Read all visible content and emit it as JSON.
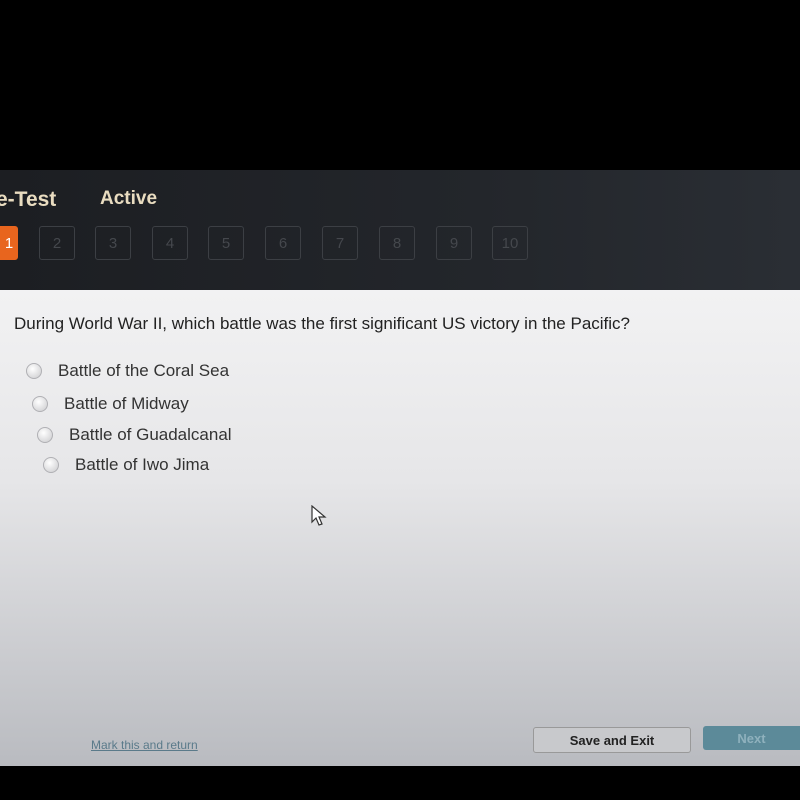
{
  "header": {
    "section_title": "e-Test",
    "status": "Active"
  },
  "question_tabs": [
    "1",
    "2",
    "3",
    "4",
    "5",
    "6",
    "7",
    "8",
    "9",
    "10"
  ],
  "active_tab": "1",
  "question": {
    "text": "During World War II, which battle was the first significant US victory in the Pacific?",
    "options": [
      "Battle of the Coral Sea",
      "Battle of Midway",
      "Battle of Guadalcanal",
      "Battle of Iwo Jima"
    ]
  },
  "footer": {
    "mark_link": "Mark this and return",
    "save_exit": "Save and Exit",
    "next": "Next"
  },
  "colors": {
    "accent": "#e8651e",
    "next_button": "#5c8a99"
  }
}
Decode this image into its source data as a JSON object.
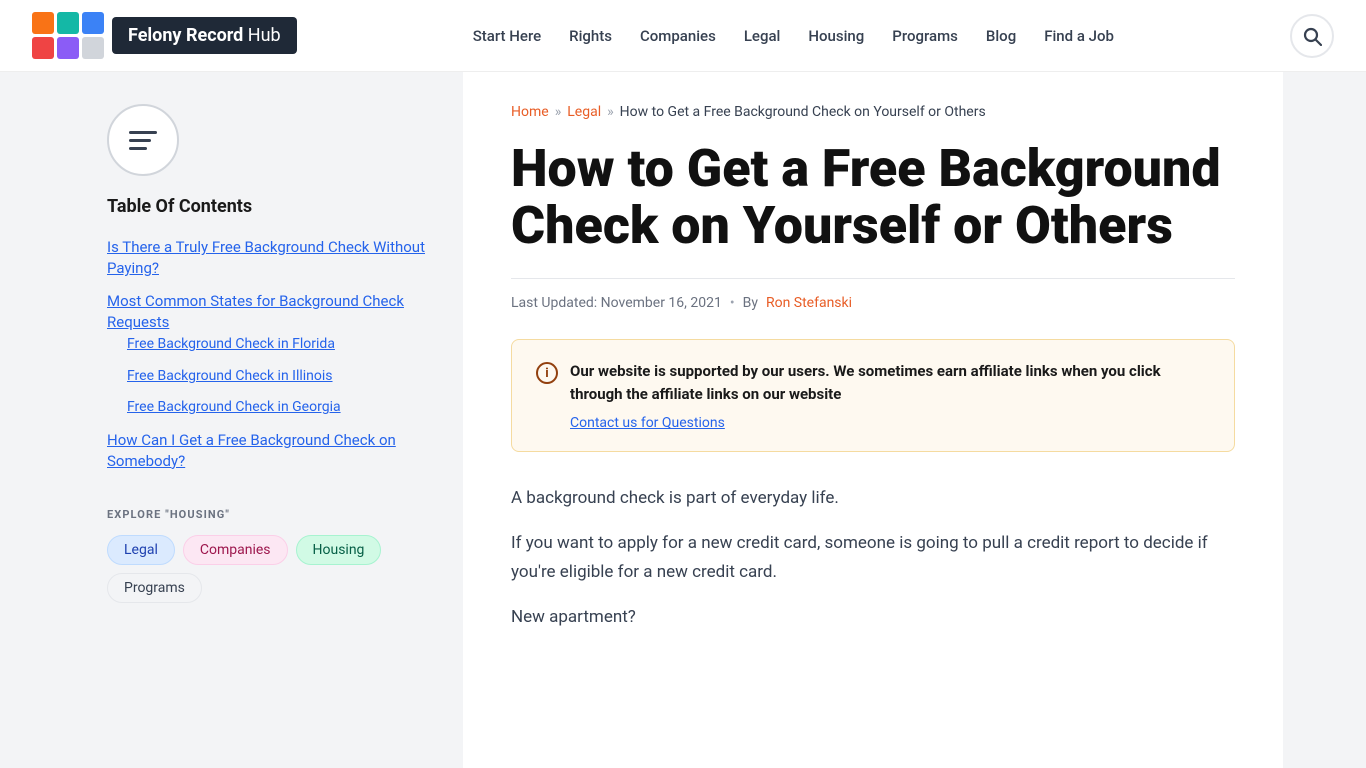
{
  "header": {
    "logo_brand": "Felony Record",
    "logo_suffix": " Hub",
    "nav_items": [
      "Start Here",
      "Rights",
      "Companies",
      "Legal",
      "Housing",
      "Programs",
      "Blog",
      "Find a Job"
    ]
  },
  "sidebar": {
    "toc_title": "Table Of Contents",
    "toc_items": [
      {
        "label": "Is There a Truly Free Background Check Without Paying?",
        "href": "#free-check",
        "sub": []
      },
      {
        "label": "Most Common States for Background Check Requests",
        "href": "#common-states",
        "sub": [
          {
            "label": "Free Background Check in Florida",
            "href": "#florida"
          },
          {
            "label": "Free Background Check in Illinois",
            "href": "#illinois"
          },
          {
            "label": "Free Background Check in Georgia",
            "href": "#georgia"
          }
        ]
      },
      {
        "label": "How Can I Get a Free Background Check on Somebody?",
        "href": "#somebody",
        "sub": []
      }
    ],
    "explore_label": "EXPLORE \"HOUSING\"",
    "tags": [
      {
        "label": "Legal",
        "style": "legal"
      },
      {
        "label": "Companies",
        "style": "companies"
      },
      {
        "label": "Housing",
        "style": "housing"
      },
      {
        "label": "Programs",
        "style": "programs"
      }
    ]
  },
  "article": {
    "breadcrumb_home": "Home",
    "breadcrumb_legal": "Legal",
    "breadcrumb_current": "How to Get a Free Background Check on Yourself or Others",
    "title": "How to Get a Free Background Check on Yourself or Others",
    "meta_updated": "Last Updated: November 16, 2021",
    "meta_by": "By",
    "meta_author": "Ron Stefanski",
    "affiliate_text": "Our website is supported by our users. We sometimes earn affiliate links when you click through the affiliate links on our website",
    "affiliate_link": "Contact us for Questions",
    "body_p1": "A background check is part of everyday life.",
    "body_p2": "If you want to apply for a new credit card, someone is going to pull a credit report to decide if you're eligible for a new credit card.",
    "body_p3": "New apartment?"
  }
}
--
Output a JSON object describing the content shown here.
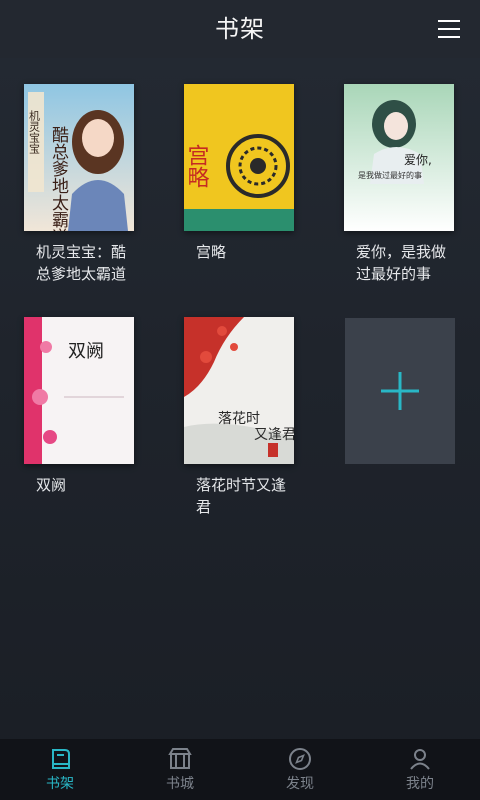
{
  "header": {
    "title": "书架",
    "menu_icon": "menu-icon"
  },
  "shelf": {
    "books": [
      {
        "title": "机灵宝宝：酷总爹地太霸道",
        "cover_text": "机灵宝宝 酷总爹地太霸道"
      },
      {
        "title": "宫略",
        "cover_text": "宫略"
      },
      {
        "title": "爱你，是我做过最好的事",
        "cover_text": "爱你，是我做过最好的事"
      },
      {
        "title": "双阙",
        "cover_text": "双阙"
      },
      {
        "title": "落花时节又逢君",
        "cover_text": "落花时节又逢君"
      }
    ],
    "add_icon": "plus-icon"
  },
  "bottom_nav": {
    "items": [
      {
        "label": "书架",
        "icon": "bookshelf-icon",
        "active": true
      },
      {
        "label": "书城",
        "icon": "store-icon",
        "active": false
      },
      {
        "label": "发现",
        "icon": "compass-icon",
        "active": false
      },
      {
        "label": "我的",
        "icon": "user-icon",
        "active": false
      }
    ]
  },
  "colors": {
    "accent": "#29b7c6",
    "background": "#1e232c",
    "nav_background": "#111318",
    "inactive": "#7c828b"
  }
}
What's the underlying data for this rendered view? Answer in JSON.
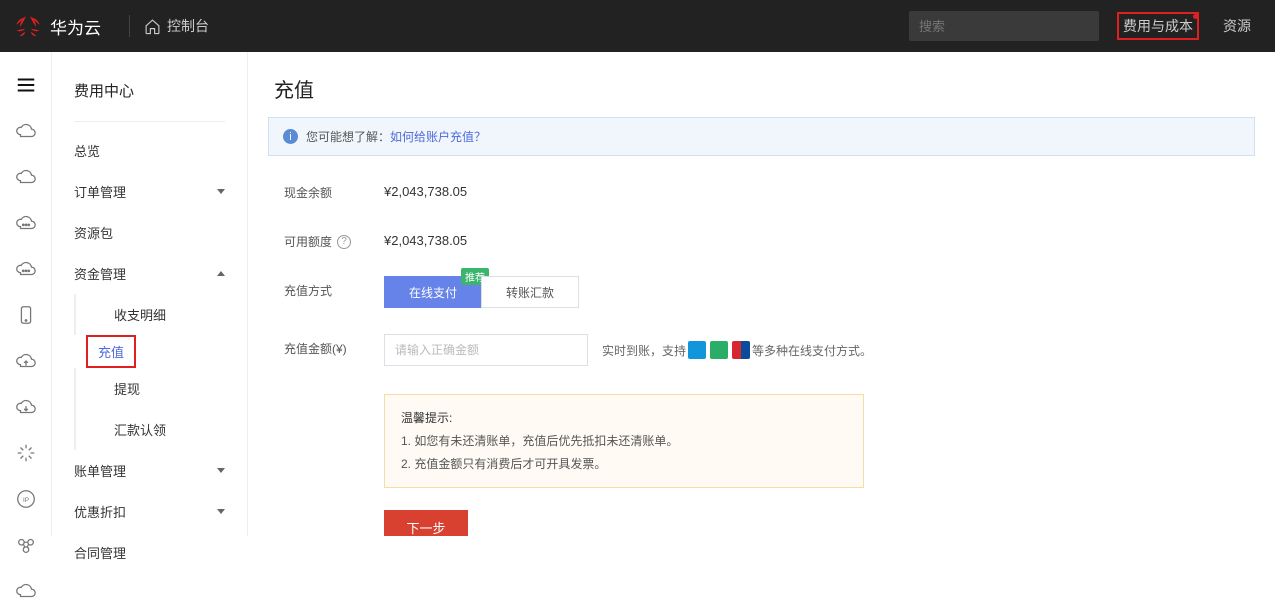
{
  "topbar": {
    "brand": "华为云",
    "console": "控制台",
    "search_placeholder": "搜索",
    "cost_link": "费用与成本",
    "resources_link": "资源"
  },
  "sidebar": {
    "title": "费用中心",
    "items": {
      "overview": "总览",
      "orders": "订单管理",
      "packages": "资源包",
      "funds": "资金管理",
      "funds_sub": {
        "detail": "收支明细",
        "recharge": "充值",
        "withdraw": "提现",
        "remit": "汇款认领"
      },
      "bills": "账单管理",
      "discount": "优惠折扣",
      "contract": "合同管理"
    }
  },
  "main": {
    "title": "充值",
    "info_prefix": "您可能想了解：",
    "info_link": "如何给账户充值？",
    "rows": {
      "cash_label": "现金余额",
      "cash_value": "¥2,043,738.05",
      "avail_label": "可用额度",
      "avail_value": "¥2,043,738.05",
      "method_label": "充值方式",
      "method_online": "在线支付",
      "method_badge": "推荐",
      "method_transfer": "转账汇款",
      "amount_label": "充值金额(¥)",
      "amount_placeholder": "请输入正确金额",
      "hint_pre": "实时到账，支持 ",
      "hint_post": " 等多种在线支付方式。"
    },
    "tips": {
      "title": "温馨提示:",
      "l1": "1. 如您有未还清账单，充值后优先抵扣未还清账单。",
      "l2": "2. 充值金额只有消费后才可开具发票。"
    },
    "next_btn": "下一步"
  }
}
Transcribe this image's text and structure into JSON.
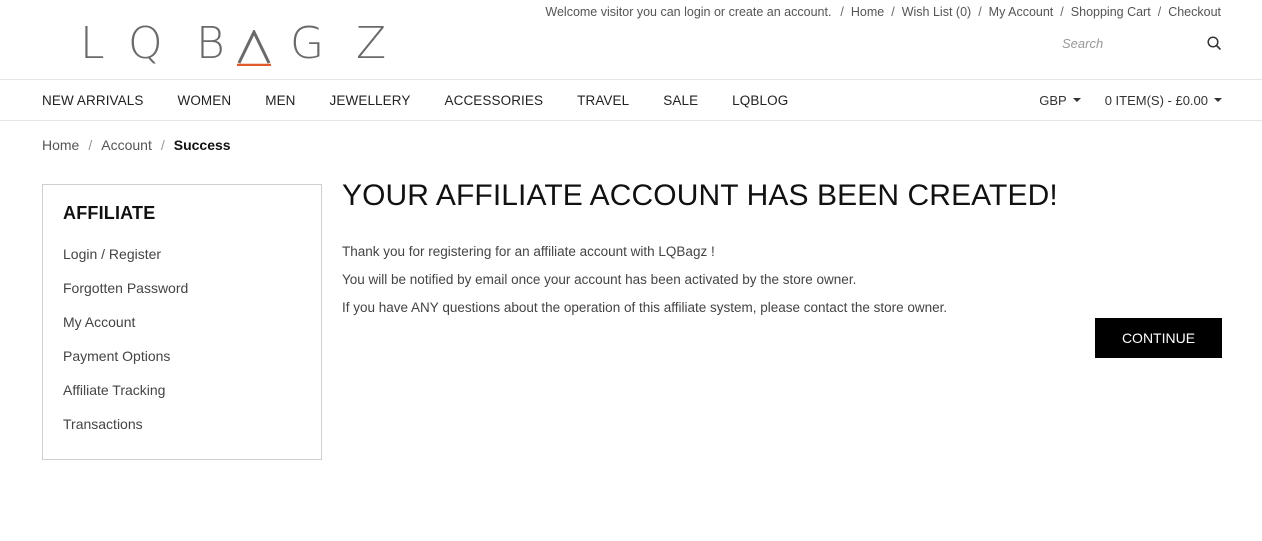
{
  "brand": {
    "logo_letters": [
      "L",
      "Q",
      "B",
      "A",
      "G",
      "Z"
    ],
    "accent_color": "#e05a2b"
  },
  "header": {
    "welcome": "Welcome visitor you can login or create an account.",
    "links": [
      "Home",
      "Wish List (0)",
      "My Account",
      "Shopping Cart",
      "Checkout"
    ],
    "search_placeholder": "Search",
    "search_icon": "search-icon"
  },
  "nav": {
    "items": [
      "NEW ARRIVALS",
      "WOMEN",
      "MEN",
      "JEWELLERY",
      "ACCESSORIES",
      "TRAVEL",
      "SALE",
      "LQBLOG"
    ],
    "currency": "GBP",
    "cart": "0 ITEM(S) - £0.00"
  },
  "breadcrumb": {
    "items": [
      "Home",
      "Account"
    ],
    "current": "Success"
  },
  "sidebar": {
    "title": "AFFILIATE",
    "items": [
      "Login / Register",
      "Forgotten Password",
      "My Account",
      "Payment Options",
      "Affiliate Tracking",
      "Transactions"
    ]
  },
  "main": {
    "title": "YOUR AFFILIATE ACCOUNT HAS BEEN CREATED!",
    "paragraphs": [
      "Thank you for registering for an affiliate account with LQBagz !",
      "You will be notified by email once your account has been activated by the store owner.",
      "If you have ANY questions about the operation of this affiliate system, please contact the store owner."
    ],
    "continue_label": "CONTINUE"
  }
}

▸ Short problem
Which lines include the word "image"? List them all.

▸ Response to the exercise
Decode this image into its source data as a JSON object.
Transcribe this image's text and structure into JSON.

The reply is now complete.